- **DIRECTIVE**
Count every line that has the word "唐风洋溢奈良城". Give the number, without anything more.

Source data
▼▼▼
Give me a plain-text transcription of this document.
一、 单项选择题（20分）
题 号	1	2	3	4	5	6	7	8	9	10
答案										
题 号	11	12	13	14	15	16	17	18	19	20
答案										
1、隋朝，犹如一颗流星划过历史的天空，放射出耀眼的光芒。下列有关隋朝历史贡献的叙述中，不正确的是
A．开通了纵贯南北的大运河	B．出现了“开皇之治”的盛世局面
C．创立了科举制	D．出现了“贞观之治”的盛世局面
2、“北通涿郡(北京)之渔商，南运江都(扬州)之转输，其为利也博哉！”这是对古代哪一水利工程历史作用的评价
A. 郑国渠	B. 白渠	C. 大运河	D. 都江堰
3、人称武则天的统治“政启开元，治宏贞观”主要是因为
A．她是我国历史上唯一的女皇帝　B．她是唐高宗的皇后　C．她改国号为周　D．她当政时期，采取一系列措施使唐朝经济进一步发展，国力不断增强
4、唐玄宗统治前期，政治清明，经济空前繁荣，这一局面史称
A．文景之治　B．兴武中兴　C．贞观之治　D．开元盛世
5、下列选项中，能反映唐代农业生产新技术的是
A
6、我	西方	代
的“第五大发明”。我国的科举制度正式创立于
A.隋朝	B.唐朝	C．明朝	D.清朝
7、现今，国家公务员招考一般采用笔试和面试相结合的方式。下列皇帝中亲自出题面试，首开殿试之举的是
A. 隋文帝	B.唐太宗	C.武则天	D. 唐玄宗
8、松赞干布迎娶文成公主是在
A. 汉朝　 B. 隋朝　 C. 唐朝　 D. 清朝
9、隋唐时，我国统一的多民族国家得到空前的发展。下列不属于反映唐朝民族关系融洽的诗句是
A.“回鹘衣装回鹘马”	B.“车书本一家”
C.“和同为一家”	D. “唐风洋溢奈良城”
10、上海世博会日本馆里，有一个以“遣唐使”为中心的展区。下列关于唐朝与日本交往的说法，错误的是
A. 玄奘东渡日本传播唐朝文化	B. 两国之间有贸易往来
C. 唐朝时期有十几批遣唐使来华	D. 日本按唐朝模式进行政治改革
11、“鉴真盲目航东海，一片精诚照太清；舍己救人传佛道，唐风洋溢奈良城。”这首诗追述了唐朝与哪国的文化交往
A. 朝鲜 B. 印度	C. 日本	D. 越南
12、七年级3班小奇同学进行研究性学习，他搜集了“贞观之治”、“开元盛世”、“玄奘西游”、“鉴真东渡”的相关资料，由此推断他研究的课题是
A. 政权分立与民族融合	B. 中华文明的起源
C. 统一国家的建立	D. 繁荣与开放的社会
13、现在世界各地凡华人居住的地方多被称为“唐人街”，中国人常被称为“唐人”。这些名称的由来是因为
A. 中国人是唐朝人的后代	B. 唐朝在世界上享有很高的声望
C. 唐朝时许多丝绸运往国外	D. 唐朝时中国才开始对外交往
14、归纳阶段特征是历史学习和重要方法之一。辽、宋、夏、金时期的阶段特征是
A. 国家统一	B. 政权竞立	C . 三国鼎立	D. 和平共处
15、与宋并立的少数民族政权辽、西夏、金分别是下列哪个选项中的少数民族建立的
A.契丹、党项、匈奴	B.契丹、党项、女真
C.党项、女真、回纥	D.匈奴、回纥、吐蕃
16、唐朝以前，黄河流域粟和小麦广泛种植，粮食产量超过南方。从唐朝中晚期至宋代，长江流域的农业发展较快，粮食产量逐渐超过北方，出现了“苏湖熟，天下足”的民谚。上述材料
▲▲▲
▼▼▼
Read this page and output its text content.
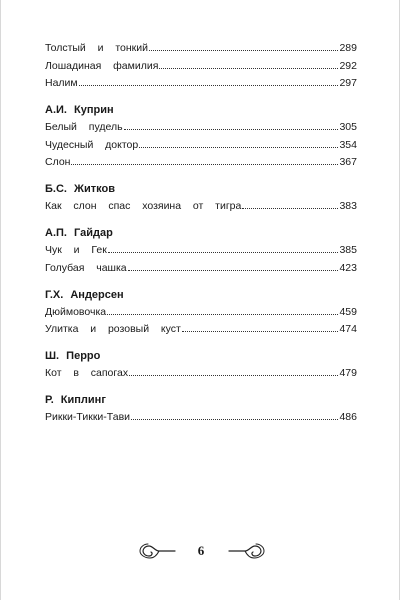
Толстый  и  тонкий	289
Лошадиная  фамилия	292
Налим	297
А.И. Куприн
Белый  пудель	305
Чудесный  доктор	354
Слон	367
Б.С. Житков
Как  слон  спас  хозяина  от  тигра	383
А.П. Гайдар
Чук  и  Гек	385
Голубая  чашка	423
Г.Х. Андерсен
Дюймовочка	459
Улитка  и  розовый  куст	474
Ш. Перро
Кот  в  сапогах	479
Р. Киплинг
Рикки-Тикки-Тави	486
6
▲▲▲
- **OUTPUT**
2